From the records below, pull each line that has "odcinka".

Stored data entries

========

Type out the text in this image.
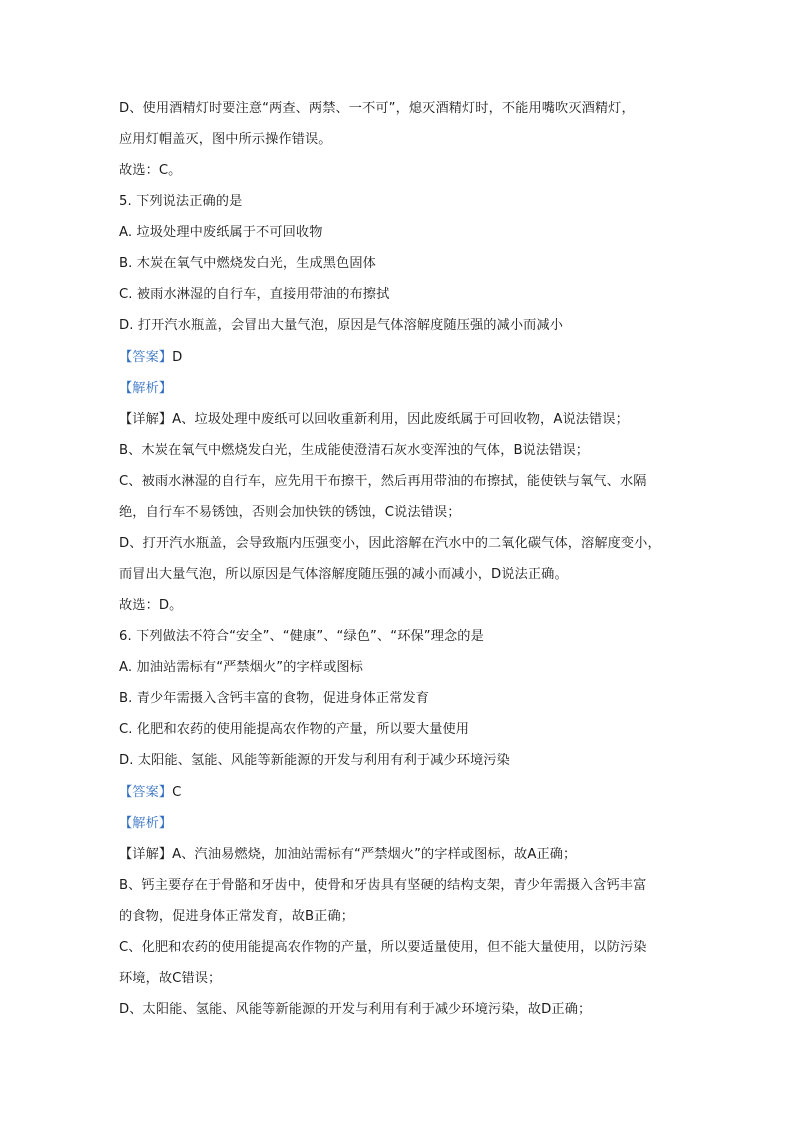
D、使用酒精灯时要注意“两查、两禁、一不可”，熄灭酒精灯时，不能用嘴吹灭酒精灯，
应用灯帽盖灭，图中所示操作错误。
故选：C。
5. 下列说法正确的是
A. 垃圾处理中废纸属于不可回收物
B. 木炭在氧气中燃烧发白光，生成黑色固体
C. 被雨水淋湿的自行车，直接用带油的布擦拭
D. 打开汽水瓶盖，会冒出大量气泡，原因是气体溶解度随压强的减小而减小
【答案】D
【解析】
【详解】A、垃圾处理中废纸可以回收重新利用，因此废纸属于可回收物，A说法错误；
B、木炭在氧气中燃烧发白光，生成能使澄清石灰水变浑浊的气体，B说法错误；
C、被雨水淋湿的自行车，应先用干布擦干，然后再用带油的布擦拭，能使铁与氧气、水隔
绝，自行车不易锈蚀，否则会加快铁的锈蚀，C说法错误；
D、打开汽水瓶盖，会导致瓶内压强变小，因此溶解在汽水中的二氧化碳气体，溶解度变小，
而冒出大量气泡，所以原因是气体溶解度随压强的减小而减小，D说法正确。
故选：D。
6. 下列做法不符合“安全”、“健康”、“绿色”、“环保”理念的是
A. 加油站需标有“严禁烟火”的字样或图标
B. 青少年需摄入含钙丰富的食物，促进身体正常发育
C. 化肥和农药的使用能提高农作物的产量，所以要大量使用
D. 太阳能、氢能、风能等新能源的开发与利用有利于减少环境污染
【答案】C
【解析】
【详解】A、汽油易燃烧，加油站需标有“严禁烟火”的字样或图标，故A正确；
B、钙主要存在于骨骼和牙齿中，使骨和牙齿具有坚硬的结构支架，青少年需摄入含钙丰富
的食物，促进身体正常发育，故B正确；
C、化肥和农药的使用能提高农作物的产量，所以要适量使用，但不能大量使用，以防污染
环境，故C错误；
D、太阳能、氢能、风能等新能源的开发与利用有利于减少环境污染，故D正确；
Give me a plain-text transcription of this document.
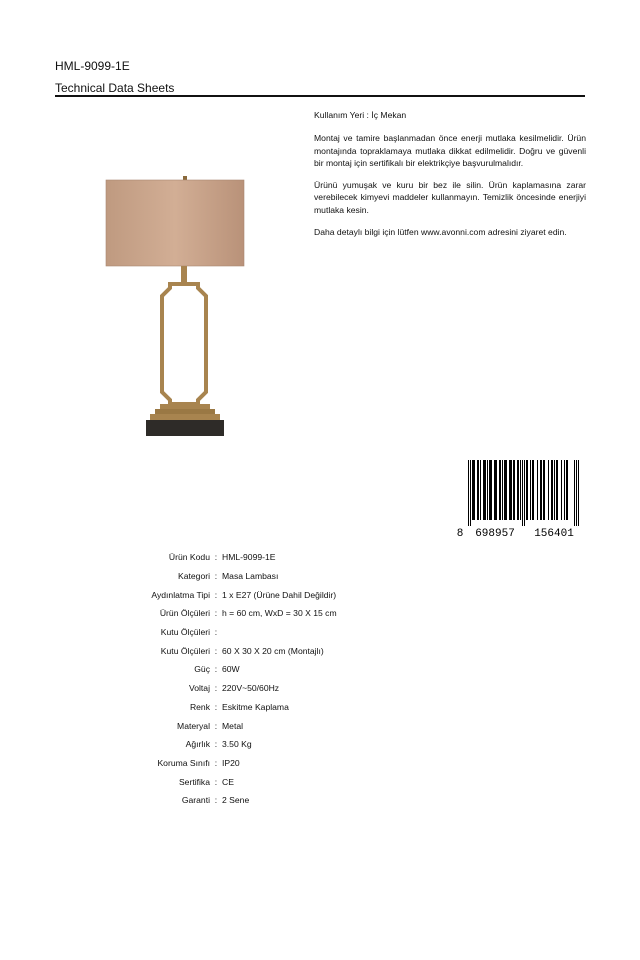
HML-9099-1E
Technical Data Sheets

Kullanım Yeri : İç Mekan

Montaj ve tamire başlanmadan önce enerji mutlaka kesilmelidir. Ürün montajında topraklamaya mutlaka dikkat edilmelidir. Doğru ve güvenli bir montaj için sertifikalı bir elektrikçiye başvurulmalıdır.

Ürünü yumuşak ve kuru bir bez ile silin. Ürün kaplamasına zarar verebilecek kimyevi maddeler kullanmayın. Temizlik öncesinde enerjiyi mutlaka kesin.

Daha detaylı bilgi için lütfen www.avonni.com adresini ziyaret edin.

8 698957 156401
Ürün Kodu : HML-9099-1E
Kategori : Masa Lambası
Aydınlatma Tipi : 1 x E27 (Ürüne Dahil Değildir)
Ürün Ölçüleri : h = 60 cm, WxD = 30 X 15 cm
Kutu Ölçüleri :
Kutu Ölçüleri : 60 X 30 X 20 cm (Montajlı)
Güç : 60W
Voltaj : 220V~50/60Hz
Renk : Eskitme Kaplama
Materyal : Metal
Ağırlık : 3.50 Kg
Koruma Sınıfı : IP20
Sertifika : CE
Garanti : 2 Sene
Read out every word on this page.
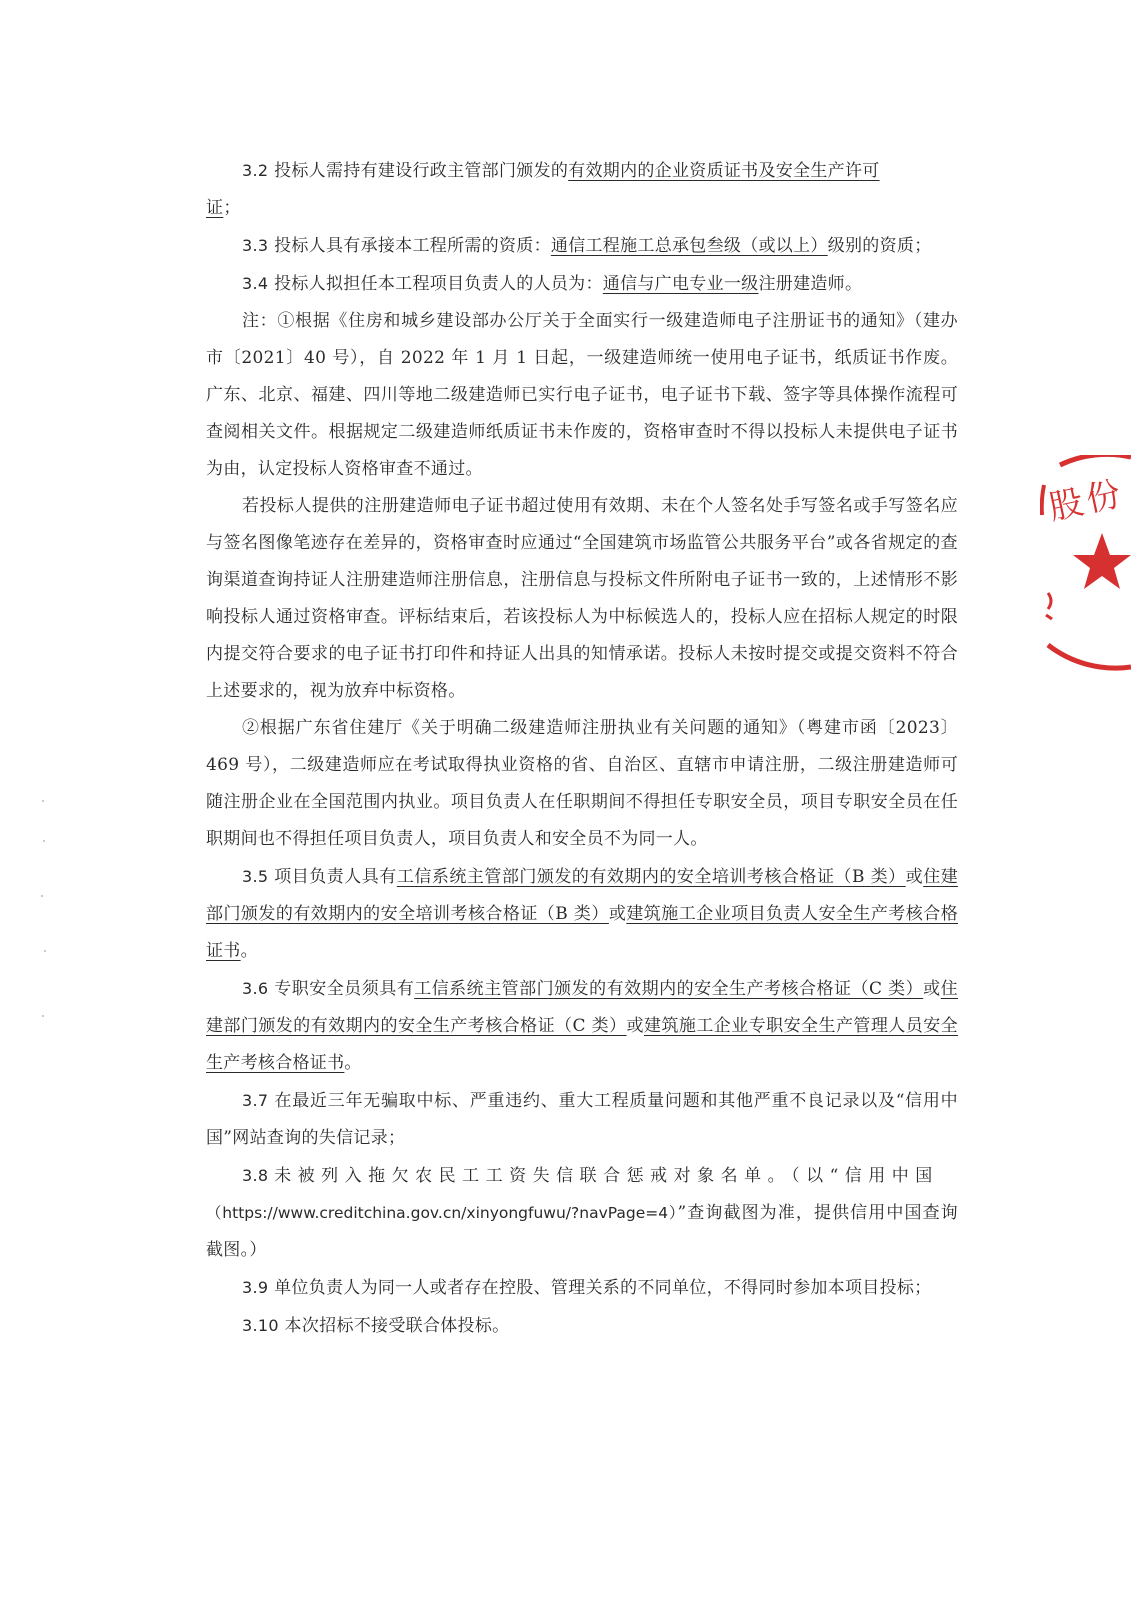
3.2 投标人需持有建设行政主管部门颁发的有效期内的企业资质证书及安全生产许可
证；

3.3 投标人具有承接本工程所需的资质：通信工程施工总承包叁级（或以上）级别的资质；

3.4 投标人拟担任本工程项目负责人的人员为：通信与广电专业一级注册建造师。

注：①根据《住房和城乡建设部办公厅关于全面实行一级建造师电子注册证书的通知》（建办市〔2021〕40 号），自 2022 年 1 月 1 日起，一级建造师统一使用电子证书，纸质证书作废。广东、北京、福建、四川等地二级建造师已实行电子证书，电子证书下载、签字等具体操作流程可查阅相关文件。根据规定二级建造师纸质证书未作废的，资格审查时不得以投标人未提供电子证书为由，认定投标人资格审查不通过。

若投标人提供的注册建造师电子证书超过使用有效期、未在个人签名处手写签名或手写签名应与签名图像笔迹存在差异的，资格审查时应通过“全国建筑市场监管公共服务平台”或各省规定的查询渠道查询持证人注册建造师注册信息，注册信息与投标文件所附电子证书一致的，上述情形不影响投标人通过资格审查。评标结束后，若该投标人为中标候选人的，投标人应在招标人规定的时限内提交符合要求的电子证书打印件和持证人出具的知情承诺。投标人未按时提交或提交资料不符合上述要求的，视为放弃中标资格。

②根据广东省住建厅《关于明确二级建造师注册执业有关问题的通知》（粤建市函〔2023〕469 号），二级建造师应在考试取得执业资格的省、自治区、直辖市申请注册，二级注册建造师可随注册企业在全国范围内执业。项目负责人在任职期间不得担任专职安全员，项目专职安全员在任职期间也不得担任项目负责人，项目负责人和安全员不为同一人。

3.5 项目负责人具有工信系统主管部门颁发的有效期内的安全培训考核合格证（B 类）或住建部门颁发的有效期内的安全培训考核合格证（B 类）或建筑施工企业项目负责人安全生产考核合格证书。

3.6 专职安全员须具有工信系统主管部门颁发的有效期内的安全生产考核合格证（C 类）或住建部门颁发的有效期内的安全生产考核合格证（C 类）或建筑施工企业专职安全生产管理人员安全生产考核合格证书。

3.7 在最近三年无骗取中标、严重违约、重大工程质量问题和其他严重不良记录以及“信用中国”网站查询的失信记录；

3.8 未被列入拖欠农民工工资失信联合惩戒对象名单。（以“信用中国
（https://www.creditchina.gov.cn/xinyongfuwu/?navPage=4）”查询截图为准，提供信用中国查询截图。）

3.9 单位负责人为同一人或者存在控股、管理关系的不同单位，不得同时参加本项目投标；

3.10 本次招标不接受联合体投标。

股份
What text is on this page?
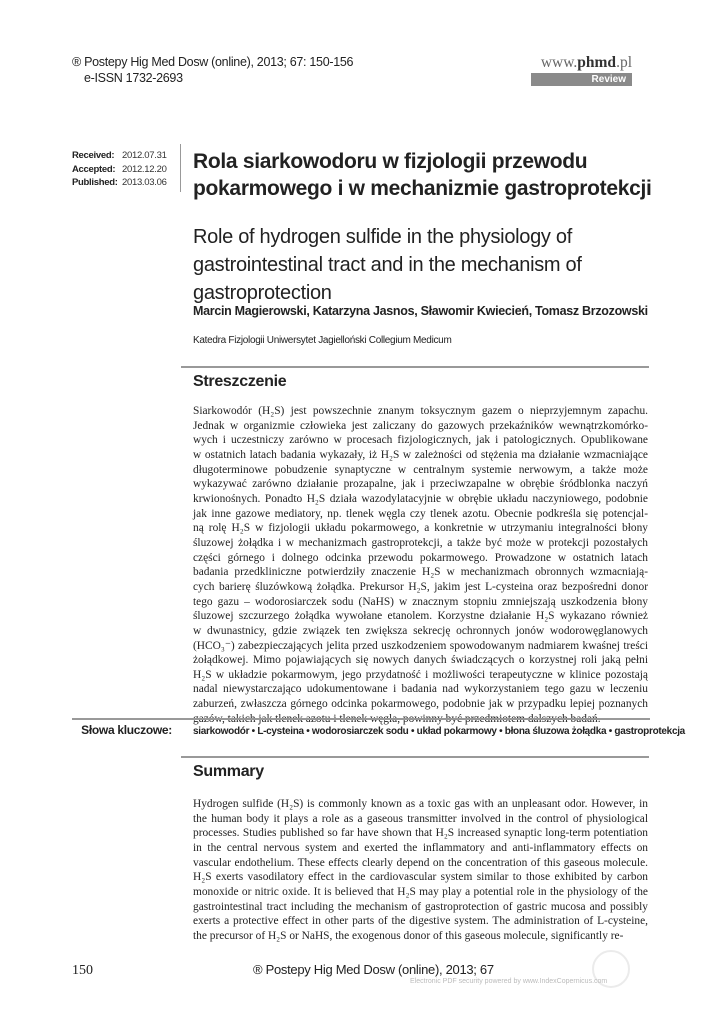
® Postepy Hig Med Dosw (online), 2013; 67: 150-156
e-ISSN 1732-2693
www.phmd.pl
Review
Received: 2012.07.31
Accepted: 2012.12.20
Published: 2013.03.06
Rola siarkowodoru w fizjologii przewodu pokarmowego i w mechanizmie gastroprotekcji
Role of hydrogen sulfide in the physiology of gastrointestinal tract and in the mechanism of gastroprotection
Marcin Magierowski, Katarzyna Jasnos, Sławomir Kwiecień, Tomasz Brzozowski
Katedra Fizjologii Uniwersytet Jagielloński Collegium Medicum
Streszczenie

Siarkowodór (H₂S) jest powszechnie znanym toksycznym gazem o nieprzyjemnym zapachu.

Jednak w organizmie człowieka jest zaliczany do gazowych przekaźników wewnątrzkomórko-

wych i uczestniczy zarówno w procesach fizjologicznych, jak i patologicznych. Opublikowane

w ostatnich latach badania wykazały, iż H₂S w zależności od stężenia ma działanie wzmacniające

długoterminowe pobudzenie synaptyczne w centralnym systemie nerwowym, a także może

wykazywać zarówno działanie prozapalne, jak i przeciwzapalne w obrębie śródblonka naczyń

krwionośnych. Ponadto H₂S działa wazodylatacyjnie w obrębie układu naczyniowego, podobnie

jak inne gazowe mediatory, np. tlenek węgla czy tlenek azotu. Obecnie podkreśla się potencjal-

ną rolę H₂S w fizjologii układu pokarmowego, a konkretnie w utrzymaniu integralności błony

śluzowej żołądka i w mechanizmach gastroprotekcji, a także być może w protekcji pozostałych

części górnego i dolnego odcinka przewodu pokarmowego. Prowadzone w ostatnich latach

badania przedkliniczne potwierdziły znaczenie H₂S w mechanizmach obronnych wzmacniają-

cych barierę śluzówkową żołądka. Prekursor H₂S, jakim jest L-cysteina oraz bezpośredni donor

tego gazu – wodorosiarczek sodu (NaHS) w znacznym stopniu zmniejszają uszkodzenia błony

śluzowej szczurzego żołądka wywołane etanolem. Korzystne działanie H₂S wykazano również

w dwunastnicy, gdzie związek ten zwiększa sekrecję ochronnych jonów wodorowęglanowych

(HCO₃⁻) zabezpieczających jelita przed uszkodzeniem spowodowanym nadmiarem kwaśnej treści

żołądkowej. Mimo pojawiających się nowych danych świadczących o korzystnej roli jaką pełni

H₂S w układzie pokarmowym, jego przydatność i możliwości terapeutyczne w klinice pozostają

nadal niewystarczająco udokumentowane i badania nad wykorzystaniem tego gazu w leczeniu

zaburzeń, zwłaszcza górnego odcinka pokarmowego, podobnie jak w przypadku lepiej poznanych

Słowa kluczowe: siarkowodór • L-cysteina • wodorosiarczek sodu • układ pokarmowy • błona śluzowa żołądka • gastroprotekcja
Summary

Hydrogen sulfide (H₂S) is commonly known as a toxic gas with an unpleasant odor. However, in

the human body it plays a role as a gaseous transmitter involved in the control of physiological

processes. Studies published so far have shown that H₂S increased synaptic long-term potentiation

in the central nervous system and exerted the inflammatory and anti-inflammatory effects on

vascular endothelium. These effects clearly depend on the concentration of this gaseous molecule.

H₂S exerts vasodilatory effect in the cardiovascular system similar to those exhibited by carbon

monoxide or nitric oxide. It is believed that H₂S may play a potential role in the physiology of the

gastrointestinal tract including the mechanism of gastroprotection of gastric mucosa and possibly

exerts a protective effect in other parts of the digestive system. The administration of L-cysteine,

the precursor of H₂S or NaHS, the exogenous donor of this gaseous molecule, significantly re-

150	® Postepy Hig Med Dosw (online), 2013; 67
Electronic PDF security powered by www.IndexCopernicus.com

========

| OUTPUT |
części górnego i dolnego odcinka przewodu pokarmowego. Prowadzone w ostatnich latach
zaburzeń, zwłaszcza górnego odcinka pokarmowego, podobnie jak w przypadku lepiej poznanych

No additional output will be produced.